Aim:
Only lines holding the string "arrow" are wanted; copy each one from the material.

Dataset records:

§ §

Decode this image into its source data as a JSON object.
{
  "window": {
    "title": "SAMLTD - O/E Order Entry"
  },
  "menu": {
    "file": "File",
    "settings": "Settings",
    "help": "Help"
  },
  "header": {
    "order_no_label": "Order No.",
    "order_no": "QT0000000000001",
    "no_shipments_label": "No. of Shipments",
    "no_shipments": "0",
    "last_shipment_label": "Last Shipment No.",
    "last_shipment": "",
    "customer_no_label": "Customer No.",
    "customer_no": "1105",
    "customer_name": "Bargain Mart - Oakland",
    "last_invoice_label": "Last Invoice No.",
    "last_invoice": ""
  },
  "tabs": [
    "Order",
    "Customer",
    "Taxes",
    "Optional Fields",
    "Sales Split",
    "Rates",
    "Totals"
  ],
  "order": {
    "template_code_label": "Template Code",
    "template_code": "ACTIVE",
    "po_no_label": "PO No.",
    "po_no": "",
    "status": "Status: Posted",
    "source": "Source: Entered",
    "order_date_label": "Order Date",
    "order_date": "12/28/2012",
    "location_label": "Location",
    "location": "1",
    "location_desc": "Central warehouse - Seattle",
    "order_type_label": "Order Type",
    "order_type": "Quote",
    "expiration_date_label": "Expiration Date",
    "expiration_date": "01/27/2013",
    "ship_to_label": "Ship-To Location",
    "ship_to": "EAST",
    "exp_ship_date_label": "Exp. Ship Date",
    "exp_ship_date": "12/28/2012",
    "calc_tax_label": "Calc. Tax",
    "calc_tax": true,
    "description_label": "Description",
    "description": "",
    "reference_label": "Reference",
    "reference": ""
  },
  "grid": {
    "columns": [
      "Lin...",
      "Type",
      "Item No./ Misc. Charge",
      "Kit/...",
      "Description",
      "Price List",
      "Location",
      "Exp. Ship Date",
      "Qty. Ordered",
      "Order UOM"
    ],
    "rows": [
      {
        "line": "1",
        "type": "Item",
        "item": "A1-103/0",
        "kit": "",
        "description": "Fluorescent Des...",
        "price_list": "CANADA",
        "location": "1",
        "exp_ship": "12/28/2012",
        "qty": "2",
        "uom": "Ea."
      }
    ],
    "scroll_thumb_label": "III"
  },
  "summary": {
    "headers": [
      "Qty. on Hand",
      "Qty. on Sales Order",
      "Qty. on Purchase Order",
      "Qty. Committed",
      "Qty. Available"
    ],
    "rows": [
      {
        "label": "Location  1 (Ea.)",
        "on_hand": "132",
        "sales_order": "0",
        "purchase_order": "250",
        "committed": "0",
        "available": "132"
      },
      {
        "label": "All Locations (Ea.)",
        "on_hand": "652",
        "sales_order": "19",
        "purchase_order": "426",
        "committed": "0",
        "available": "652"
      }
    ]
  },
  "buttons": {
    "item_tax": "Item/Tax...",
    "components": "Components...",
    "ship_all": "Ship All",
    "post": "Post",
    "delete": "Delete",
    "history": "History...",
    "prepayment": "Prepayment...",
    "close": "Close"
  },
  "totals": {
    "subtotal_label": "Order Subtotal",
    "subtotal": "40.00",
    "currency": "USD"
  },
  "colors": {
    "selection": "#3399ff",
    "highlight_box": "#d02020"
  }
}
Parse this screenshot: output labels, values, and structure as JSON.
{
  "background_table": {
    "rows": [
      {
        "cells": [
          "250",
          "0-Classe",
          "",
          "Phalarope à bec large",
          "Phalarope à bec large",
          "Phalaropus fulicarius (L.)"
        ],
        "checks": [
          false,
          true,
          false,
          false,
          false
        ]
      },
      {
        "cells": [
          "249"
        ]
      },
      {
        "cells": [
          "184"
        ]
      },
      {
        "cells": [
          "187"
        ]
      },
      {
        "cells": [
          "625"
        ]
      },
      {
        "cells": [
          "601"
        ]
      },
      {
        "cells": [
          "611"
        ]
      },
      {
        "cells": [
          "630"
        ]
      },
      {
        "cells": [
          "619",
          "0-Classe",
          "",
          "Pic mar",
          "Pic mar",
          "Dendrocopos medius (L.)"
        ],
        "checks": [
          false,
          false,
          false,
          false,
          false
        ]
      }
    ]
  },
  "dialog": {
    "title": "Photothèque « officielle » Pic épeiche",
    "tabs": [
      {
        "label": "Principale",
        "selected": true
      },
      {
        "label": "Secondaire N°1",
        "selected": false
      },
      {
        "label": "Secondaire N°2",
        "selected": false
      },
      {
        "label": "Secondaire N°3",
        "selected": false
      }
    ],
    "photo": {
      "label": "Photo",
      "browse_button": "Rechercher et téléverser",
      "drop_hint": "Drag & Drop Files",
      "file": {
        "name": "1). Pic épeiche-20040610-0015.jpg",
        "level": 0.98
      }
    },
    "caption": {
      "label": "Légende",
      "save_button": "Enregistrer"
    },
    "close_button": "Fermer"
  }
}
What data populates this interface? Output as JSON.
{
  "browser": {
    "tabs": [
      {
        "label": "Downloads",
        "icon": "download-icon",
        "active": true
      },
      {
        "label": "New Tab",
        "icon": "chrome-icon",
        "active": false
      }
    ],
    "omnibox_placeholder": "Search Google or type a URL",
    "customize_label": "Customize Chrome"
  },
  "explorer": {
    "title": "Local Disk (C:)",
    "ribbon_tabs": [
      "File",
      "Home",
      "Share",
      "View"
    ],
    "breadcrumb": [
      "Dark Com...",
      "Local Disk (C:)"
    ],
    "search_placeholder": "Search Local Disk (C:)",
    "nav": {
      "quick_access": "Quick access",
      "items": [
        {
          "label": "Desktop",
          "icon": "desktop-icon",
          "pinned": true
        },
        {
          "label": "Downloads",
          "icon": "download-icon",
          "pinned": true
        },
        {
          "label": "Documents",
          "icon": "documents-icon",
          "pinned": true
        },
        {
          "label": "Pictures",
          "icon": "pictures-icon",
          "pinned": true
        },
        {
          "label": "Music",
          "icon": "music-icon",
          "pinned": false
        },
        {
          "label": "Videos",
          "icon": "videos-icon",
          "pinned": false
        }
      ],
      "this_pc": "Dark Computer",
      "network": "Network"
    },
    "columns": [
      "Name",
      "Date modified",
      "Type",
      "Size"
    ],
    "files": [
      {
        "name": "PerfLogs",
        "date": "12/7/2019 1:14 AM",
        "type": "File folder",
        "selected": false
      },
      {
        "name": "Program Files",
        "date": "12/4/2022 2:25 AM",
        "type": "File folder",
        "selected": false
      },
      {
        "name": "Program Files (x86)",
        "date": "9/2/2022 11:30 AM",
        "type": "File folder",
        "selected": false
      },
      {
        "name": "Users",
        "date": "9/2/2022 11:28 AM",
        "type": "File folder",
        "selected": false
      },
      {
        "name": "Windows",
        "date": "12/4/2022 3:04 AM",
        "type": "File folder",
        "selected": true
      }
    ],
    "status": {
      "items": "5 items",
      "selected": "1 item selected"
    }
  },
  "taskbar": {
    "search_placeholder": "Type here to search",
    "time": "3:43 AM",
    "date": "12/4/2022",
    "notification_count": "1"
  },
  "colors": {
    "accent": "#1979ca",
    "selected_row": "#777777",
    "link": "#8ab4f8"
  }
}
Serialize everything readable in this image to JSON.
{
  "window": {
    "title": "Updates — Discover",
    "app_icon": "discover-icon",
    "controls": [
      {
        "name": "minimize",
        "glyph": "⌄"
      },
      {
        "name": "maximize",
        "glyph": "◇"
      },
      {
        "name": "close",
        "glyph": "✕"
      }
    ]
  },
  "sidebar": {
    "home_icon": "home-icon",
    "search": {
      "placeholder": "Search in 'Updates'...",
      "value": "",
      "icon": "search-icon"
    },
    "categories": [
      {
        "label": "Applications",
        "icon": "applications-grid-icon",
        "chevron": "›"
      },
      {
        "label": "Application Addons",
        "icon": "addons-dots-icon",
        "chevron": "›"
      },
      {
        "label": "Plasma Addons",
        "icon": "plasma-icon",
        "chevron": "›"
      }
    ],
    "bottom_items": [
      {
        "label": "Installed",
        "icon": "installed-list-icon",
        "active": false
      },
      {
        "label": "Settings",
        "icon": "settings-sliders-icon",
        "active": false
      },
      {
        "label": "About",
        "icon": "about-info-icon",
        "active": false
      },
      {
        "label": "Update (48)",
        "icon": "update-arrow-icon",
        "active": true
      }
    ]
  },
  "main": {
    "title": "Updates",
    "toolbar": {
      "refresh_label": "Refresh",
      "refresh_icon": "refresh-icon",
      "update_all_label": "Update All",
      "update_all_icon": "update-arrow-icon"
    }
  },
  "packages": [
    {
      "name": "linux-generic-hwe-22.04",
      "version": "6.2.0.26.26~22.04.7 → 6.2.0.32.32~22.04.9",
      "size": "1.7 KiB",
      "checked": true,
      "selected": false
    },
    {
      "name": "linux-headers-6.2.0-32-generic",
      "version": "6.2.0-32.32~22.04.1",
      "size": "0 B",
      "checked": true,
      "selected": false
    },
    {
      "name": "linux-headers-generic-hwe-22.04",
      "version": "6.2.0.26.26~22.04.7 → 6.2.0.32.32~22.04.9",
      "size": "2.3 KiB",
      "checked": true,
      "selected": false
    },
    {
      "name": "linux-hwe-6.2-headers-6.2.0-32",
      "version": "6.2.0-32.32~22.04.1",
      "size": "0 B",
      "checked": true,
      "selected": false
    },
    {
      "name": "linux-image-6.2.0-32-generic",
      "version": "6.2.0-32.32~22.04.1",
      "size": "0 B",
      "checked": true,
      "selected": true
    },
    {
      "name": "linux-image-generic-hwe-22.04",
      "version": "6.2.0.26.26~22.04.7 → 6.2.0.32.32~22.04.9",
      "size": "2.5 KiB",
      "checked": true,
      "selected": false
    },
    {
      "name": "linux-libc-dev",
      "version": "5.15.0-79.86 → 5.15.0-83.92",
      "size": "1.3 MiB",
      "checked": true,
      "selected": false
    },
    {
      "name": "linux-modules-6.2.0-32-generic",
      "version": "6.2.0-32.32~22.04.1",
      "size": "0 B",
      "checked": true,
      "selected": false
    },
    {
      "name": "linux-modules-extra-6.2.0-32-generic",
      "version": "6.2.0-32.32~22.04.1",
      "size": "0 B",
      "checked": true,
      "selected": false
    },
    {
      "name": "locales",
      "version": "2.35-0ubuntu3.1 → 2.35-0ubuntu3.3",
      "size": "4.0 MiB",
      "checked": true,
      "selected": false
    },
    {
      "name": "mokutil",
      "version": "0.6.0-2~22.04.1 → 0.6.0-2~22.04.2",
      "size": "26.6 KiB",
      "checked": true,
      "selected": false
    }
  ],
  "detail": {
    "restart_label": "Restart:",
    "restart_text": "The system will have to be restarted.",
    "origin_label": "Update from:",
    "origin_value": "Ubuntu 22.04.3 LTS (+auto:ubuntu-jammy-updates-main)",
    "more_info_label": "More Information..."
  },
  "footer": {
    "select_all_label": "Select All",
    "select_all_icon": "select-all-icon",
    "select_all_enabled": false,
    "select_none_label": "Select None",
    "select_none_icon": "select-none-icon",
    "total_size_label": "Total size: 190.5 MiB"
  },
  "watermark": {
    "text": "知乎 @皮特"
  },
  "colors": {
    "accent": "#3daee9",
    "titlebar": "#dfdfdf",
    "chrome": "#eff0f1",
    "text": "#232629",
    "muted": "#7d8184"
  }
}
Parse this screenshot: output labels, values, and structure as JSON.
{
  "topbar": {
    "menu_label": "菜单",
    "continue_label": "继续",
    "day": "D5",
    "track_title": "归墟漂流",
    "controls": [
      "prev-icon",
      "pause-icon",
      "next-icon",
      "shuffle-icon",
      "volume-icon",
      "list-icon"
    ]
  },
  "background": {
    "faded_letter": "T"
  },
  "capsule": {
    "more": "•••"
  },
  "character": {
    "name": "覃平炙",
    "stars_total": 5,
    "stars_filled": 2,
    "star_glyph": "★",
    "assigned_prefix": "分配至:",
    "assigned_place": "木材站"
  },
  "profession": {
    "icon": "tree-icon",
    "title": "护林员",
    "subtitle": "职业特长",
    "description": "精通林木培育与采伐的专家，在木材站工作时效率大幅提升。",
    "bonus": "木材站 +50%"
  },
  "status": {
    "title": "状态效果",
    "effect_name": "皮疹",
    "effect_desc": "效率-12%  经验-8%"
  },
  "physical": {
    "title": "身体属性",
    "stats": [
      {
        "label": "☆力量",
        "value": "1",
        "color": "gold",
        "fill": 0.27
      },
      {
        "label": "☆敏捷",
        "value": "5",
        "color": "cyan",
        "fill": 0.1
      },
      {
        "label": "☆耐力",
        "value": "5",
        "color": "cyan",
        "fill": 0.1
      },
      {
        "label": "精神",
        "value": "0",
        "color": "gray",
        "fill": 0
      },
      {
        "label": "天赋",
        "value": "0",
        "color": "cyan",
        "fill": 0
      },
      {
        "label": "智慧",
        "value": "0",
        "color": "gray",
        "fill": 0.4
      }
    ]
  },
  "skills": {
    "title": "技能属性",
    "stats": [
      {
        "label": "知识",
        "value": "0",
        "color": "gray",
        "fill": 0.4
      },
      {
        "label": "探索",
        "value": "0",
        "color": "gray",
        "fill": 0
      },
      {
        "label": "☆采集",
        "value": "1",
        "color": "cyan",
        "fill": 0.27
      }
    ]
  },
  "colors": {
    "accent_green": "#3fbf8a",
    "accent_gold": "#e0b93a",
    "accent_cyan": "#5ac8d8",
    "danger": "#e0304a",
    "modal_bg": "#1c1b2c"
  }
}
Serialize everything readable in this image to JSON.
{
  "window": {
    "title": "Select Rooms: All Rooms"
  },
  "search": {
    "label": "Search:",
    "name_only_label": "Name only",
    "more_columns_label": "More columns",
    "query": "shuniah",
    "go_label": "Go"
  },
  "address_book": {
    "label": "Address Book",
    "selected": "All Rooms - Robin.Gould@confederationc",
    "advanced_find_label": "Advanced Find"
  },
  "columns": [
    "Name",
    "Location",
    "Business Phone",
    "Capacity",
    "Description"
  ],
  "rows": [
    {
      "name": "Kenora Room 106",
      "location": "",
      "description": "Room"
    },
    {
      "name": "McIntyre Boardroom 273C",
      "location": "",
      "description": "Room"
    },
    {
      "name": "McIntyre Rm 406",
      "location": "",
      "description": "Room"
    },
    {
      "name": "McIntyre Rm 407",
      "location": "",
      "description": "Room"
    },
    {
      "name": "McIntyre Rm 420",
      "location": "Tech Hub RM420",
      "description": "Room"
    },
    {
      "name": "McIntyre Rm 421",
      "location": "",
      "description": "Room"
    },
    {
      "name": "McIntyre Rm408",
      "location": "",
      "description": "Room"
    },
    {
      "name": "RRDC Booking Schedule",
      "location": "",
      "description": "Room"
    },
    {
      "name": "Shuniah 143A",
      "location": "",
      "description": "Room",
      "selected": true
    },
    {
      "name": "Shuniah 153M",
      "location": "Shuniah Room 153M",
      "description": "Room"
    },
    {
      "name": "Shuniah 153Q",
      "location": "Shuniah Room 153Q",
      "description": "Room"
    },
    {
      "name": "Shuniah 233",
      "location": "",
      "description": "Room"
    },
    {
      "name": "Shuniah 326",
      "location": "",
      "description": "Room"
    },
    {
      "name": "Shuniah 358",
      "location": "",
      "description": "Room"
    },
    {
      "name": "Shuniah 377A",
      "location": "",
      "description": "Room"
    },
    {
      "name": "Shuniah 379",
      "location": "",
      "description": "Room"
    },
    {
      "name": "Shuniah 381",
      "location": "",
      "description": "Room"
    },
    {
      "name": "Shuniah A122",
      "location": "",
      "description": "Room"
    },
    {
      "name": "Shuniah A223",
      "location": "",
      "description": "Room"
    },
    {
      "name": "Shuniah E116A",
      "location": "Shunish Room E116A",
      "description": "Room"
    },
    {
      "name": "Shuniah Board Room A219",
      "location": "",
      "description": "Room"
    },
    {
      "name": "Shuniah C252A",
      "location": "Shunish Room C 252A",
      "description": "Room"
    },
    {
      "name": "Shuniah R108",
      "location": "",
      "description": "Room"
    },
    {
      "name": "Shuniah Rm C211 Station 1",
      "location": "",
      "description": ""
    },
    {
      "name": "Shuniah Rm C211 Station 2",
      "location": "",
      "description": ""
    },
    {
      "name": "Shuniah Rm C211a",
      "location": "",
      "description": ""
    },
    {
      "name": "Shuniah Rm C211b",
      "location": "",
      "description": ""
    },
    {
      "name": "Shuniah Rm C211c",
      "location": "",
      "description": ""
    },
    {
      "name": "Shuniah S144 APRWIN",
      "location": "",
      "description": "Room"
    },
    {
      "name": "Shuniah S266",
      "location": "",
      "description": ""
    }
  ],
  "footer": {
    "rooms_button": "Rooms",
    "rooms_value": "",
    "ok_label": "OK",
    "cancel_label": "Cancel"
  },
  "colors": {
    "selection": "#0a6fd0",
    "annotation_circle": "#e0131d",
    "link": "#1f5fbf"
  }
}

§ §

Solved exercise:
        "icon": "update-arrow-icon",
      "update_all_icon": "update-arrow-icon"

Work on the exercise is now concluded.